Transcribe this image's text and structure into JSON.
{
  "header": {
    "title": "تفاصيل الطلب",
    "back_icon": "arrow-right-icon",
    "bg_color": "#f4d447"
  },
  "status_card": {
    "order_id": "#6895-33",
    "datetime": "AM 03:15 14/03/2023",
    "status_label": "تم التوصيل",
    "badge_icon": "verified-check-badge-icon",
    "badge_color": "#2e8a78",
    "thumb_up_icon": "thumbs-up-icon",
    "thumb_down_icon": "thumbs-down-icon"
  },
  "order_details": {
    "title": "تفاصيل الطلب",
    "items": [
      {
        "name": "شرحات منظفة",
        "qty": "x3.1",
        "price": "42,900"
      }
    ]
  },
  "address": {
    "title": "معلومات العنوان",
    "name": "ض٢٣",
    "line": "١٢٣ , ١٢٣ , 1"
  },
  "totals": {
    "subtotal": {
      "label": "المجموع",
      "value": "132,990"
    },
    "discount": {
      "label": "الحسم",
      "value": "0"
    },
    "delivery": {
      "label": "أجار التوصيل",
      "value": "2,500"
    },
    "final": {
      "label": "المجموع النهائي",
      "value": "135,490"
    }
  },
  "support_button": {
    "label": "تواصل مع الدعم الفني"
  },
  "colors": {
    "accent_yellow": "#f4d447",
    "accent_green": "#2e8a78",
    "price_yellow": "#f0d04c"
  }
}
--------------------------------
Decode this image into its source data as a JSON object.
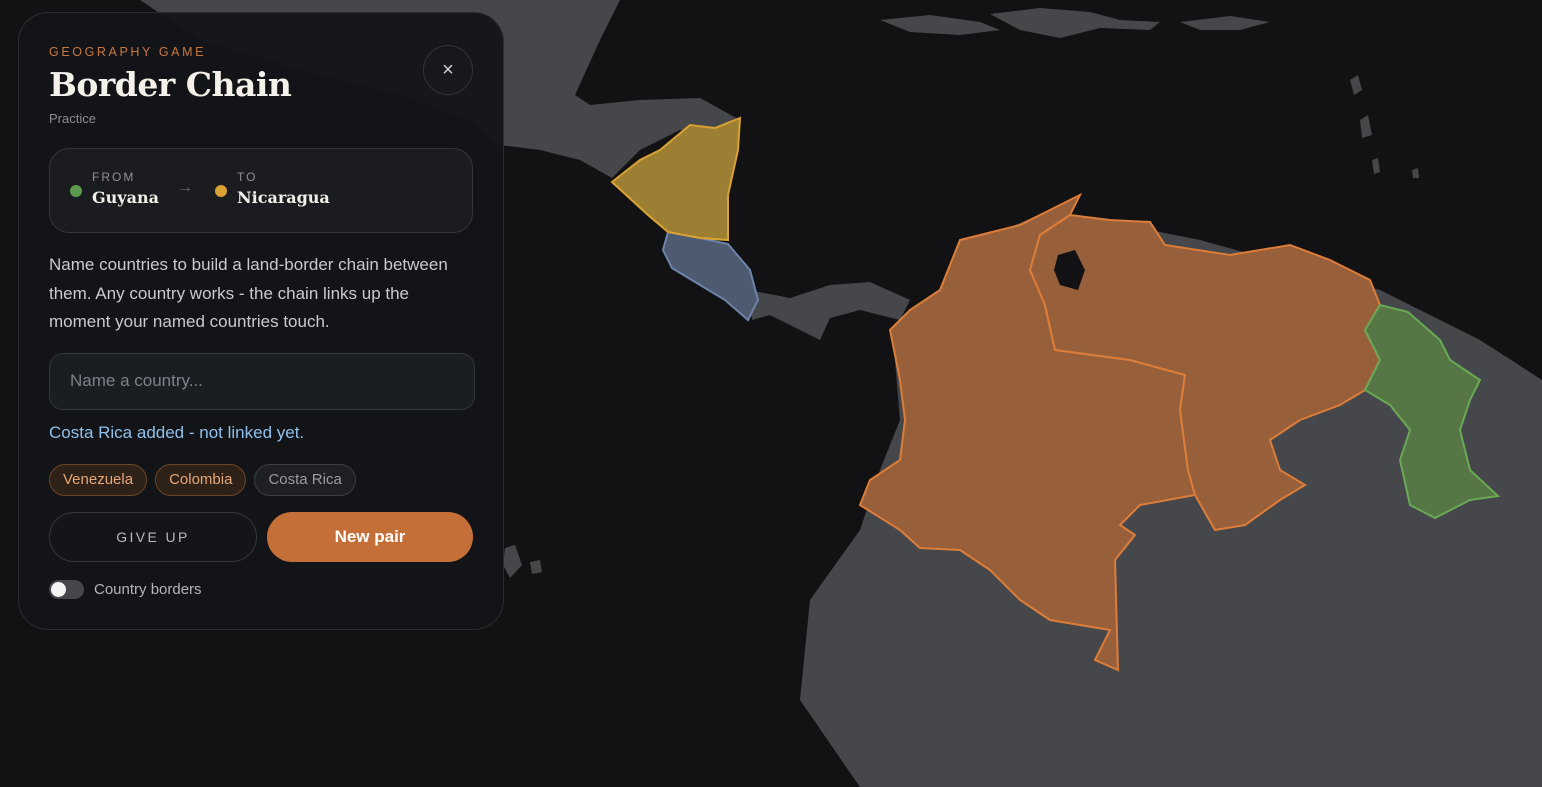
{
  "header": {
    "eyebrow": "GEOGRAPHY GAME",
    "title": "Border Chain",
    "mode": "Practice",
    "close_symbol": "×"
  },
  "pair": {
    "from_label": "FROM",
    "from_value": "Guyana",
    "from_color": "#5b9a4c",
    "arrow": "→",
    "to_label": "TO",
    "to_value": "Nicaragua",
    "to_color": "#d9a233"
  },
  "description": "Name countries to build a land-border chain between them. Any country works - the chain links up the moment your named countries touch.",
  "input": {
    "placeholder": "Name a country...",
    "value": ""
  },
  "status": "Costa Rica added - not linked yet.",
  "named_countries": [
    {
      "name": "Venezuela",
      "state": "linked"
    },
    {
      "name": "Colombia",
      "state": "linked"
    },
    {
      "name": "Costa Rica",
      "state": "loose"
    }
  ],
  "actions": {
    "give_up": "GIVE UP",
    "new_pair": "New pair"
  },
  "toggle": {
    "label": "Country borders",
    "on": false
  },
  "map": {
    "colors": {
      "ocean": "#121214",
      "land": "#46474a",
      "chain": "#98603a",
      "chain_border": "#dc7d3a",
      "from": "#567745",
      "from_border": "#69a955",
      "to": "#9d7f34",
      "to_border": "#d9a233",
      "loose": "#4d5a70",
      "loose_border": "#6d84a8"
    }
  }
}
--------------------------------
* Directive
Write out every line of the entries that holds the word "Costa".

* Task solution
  "status": "Costa Rica added - not linked yet.",
      "name": "Costa Rica",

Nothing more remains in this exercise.